TASK DIRECTIONS =>
The data below is to be returned in full and exactly.

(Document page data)
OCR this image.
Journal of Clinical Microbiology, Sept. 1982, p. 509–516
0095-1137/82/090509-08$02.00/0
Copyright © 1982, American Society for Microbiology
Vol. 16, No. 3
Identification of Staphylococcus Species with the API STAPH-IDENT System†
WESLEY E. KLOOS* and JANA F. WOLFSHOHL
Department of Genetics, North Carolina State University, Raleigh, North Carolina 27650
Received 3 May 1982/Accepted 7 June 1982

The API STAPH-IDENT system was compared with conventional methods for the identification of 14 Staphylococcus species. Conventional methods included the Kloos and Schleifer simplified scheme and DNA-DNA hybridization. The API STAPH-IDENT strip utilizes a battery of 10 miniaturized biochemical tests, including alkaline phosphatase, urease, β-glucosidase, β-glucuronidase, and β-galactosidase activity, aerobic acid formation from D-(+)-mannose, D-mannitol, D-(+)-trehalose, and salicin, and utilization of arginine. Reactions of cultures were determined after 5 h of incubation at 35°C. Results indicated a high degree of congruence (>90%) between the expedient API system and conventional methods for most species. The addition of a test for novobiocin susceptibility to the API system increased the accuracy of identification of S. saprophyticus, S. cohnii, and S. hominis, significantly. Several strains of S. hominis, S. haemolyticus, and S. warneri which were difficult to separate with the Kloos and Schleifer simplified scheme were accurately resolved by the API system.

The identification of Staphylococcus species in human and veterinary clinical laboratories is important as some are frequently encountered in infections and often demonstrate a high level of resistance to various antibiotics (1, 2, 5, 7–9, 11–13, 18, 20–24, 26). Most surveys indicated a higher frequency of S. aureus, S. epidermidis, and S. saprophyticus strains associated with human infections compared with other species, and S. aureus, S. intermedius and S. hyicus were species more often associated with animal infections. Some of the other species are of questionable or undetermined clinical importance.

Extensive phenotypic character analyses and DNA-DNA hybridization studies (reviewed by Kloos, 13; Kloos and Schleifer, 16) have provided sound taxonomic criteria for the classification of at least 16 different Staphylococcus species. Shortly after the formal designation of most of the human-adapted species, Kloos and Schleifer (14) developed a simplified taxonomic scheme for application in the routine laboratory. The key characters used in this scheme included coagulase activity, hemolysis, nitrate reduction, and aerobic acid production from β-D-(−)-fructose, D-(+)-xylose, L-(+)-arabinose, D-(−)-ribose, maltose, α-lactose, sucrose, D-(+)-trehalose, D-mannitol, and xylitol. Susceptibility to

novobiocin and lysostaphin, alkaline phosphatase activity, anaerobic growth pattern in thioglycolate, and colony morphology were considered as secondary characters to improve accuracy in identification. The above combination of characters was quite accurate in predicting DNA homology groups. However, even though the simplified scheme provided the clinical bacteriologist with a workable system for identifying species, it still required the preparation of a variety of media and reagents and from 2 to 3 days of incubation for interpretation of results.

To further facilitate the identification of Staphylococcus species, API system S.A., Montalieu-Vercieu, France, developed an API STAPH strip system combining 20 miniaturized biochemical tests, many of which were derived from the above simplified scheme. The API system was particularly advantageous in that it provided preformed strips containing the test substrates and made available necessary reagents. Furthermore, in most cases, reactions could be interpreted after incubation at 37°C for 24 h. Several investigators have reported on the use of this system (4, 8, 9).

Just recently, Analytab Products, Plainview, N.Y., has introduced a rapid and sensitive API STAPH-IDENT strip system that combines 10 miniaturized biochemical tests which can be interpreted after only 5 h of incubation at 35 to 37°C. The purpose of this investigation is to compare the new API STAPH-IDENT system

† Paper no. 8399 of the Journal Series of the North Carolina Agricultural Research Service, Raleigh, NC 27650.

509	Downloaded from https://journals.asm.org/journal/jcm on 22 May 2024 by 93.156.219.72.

RESPONSE =>
OCR this image.
Journal of Clinical Microbiology, Sept. 1982, p. 509–516
0095-1137/82/090509-08$02.00/0
Copyright © 1982, American Society for Microbiology
Vol. 16, No. 3
Identification of Staphylococcus Species with the API STAPH-IDENT System†
WESLEY E. KLOOS* and JANA F. WOLFSHOHL
Department of Genetics, North Carolina State University, Raleigh, North Carolina 27650
Received 3 May 1982/Accepted 7 June 1982

The API STAPH-IDENT system was compared with conventional methods for the identification of 14 Staphylococcus species. Conventional methods included the Kloos and Schleifer simplified scheme and DNA-DNA hybridization. The API STAPH-IDENT strip utilizes a battery of 10 miniaturized biochemical tests, including alkaline phosphatase, urease, β-glucosidase, β-glucuronidase, and β-galactosidase activity, aerobic acid formation from D-(+)-mannose, D-mannitol, D-(+)-trehalose, and salicin, and utilization of arginine. Reactions of cultures were determined after 5 h of incubation at 35°C. Results indicated a high degree of congruence (>90%) between the expedient API system and conventional methods for most species. The addition of a test for novobiocin susceptibility to the API system increased the accuracy of identification of S. saprophyticus, S. cohnii, and S. hominis, significantly. Several strains of S. hominis, S. haemolyticus, and S. warneri which were difficult to separate with the Kloos and Schleifer simplified scheme were accurately resolved by the API system.

The identification of Staphylococcus species in human and veterinary clinical laboratories is important as some are frequently encountered in infections and often demonstrate a high level of resistance to various antibiotics (1, 2, 5, 7–9, 11–13, 18, 20–24, 26). Most surveys indicated a higher frequency of S. aureus, S. epidermidis, and S. saprophyticus strains associated with human infections compared with other species, and S. aureus, S. intermedius and S. hyicus were species more often associated with animal infections. Some of the other species are of questionable or undetermined clinical importance.

Extensive phenotypic character analyses and DNA-DNA hybridization studies (reviewed by Kloos, 13; Kloos and Schleifer, 16) have provided sound taxonomic criteria for the classification of at least 16 different Staphylococcus species. Shortly after the formal designation of most of the human-adapted species, Kloos and Schleifer (14) developed a simplified taxonomic scheme for application in the routine laboratory. The key characters used in this scheme included coagulase activity, hemolysis, nitrate reduction, and aerobic acid production from β-D-(−)-fructose, D-(+)-xylose, L-(+)-arabinose, D-(−)-ribose, maltose, α-lactose, sucrose, D-(+)-trehalose, D-mannitol, and xylitol. Susceptibility to

novobiocin and lysostaphin, alkaline phosphatase activity, anaerobic growth pattern in thioglycolate, and colony morphology were considered as secondary characters to improve accuracy in identification. The above combination of characters was quite accurate in predicting DNA homology groups. However, even though the simplified scheme provided the clinical bacteriologist with a workable system for identifying species, it still required the preparation of a variety of media and reagents and from 2 to 3 days of incubation for interpretation of results.

To further facilitate the identification of Staphylococcus species, API system S.A., Montalieu-Vercieu, France, developed an API STAPH strip system combining 20 miniaturized biochemical tests, many of which were derived from the above simplified scheme. The API system was particularly advantageous in that it provided preformed strips containing the test substrates and made available necessary reagents. Furthermore, in most cases, reactions could be interpreted after incubation at 37°C for 24 h. Several investigators have reported on the use of this system (4, 8, 9).

Just recently, Analytab Products, Plainview, N.Y., has introduced a rapid and sensitive API STAPH-IDENT strip system that combines 10 miniaturized biochemical tests which can be interpreted after only 5 h of incubation at 35 to 37°C. The purpose of this investigation is to compare the new API STAPH-IDENT system

† Paper no. 8399 of the Journal Series of the North Carolina Agricultural Research Service, Raleigh, NC 27650.

509	Downloaded from https://journals.asm.org/journal/jcm on 22 May 2024 by 93.156.219.72.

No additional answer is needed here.